--- Page text ---
Start of Block
TorroFerney · 23/01/2025 12:22

Of course, it goes back to caveman / woman days, you do it subconsciously as a safety mechanism even before they open their mouth. As long as you aren't saying it out loud it doesn't matter. So will I make a beeline to the man on the bus who is shouting stuff at everyone, no i won't, he may be lovely and obviously has issues but my first thought is to keep myself safe.

Fizbosshoes · 23/01/2025 12:26

I met someone yesterday who I had previously only spoken to on the phone. I was at least 10 years out on the age I had imagined he was, but I correctly predicted what he would be wearing!

I come across younger than I am (I won't say that I look younger because MN doesn't believe anyone who says that) mainly because I'm short and dress casually. I notice that people treat me differently because of that , I think maybe because, from a distance they have already set their opinion that I am a child/young person (even though, close up it's very clear I'm not!)

Blibbleflibble · 23/01/2025 12:31

Yes, but I try my best not to. I have been proven wrong on my first impressions of people on a number of occasions.

Not because I am terrible at reading people, just that people in general tend to be complex multi faceted human beings and that if you base your judgement on the superficial or an awkward (or impressive) first encounter, you're doing yourself and the other person a massive disservice and you end up having a very small world, surrounding yourself with others who (on the surface) act and look like you.

Yourfootisinmysirachamayo · 23/01/2025 12:32

@Costcolover You're weird to be getting so offended by this. It's human nature to make judgements about a person in the first few seconds/minutes of meeting them.

UnderminedTrust · 23/01/2025 12:33

Costcolover · 23/01/2025 10:37

No not at all. I naturally never form opinions on anyone unless they force me to by their behaviour. In my last job I was there 4.5 years before I realised I hadn't formed opinions on any of my colleagues

So after 4.5 years, you had no idea which of your colleagues was friendly, chatty, selfish, opinionated, kind, quiet, sporty, fun, rude, organised, warm, standoffish, hardworking, attractive etc etc? No opinions at all? That’s quite unusual…

ScouserInExile · 23/01/2025 12:46

Ratri · 23/01/2025 11:54

Marina Hyde and Richard Osman’s The Rest is Entertainment podcast recently talked about a poll that correlated whether individuals would prefer to be a Traitor or a Faithful on the tv series Traitors. Those who said they’d prefer to be a traitor were far more likely to vote Tory than those who said they’d prefer to be faithful, who were overwhelmingly Labour voters.
End of Block
[Page segmentation data]
Start of Block
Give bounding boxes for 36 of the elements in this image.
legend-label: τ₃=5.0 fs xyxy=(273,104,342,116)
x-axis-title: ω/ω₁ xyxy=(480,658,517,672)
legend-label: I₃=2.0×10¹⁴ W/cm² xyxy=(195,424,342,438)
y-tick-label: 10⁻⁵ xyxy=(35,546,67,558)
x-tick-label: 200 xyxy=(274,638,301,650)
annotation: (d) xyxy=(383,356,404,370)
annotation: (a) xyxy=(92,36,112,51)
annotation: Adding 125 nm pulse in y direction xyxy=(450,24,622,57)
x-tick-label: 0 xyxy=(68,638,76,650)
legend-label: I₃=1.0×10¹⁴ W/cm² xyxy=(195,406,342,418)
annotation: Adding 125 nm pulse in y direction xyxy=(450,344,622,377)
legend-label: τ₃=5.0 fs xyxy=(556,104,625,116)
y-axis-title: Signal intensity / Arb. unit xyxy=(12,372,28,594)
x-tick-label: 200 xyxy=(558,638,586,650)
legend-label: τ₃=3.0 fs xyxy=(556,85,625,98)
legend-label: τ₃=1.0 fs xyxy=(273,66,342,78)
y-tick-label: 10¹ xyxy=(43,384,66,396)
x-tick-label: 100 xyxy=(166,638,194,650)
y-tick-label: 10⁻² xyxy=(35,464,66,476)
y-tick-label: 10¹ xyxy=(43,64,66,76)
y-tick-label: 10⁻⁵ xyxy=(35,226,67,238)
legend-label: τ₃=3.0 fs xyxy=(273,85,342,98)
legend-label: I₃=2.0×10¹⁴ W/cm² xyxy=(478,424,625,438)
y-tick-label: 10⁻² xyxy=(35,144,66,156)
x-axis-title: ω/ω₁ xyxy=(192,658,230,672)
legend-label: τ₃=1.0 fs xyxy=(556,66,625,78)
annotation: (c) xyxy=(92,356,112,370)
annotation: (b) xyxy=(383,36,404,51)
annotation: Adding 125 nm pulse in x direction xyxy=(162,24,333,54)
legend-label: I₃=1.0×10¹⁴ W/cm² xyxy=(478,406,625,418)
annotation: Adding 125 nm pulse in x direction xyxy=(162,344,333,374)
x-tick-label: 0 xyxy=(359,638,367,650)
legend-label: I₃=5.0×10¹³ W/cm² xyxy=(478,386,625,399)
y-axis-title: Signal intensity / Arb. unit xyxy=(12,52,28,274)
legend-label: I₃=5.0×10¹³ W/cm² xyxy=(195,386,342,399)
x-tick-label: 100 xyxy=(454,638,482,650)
End of Block
--- Things to do ---
1. In the forum thread, how long was Costcolover in the last job before realizing no opinions had been formed about any colleagues?
2. Rewrite the forum thread passage starting at "I come across" and ending at "number of occasions.", swapping "casually" for "smartly".

--- Numbered answers ---
1. 4.5 years

2.
I come across younger than I am (I won't say that I look younger because MN doesn't believe anyone who says that) mainly because I'm short and dress smartly. I notice that people treat me differently because of that , I think maybe because, from a distance they have already set their opinion that I am a child/young person (even though, close up it's very clear I'm not!)

Blibbleflibble · 23/01/2025 12:31

Yes, but I try my best not to. I have been proven wrong on my first impressions of people on a number of occasions.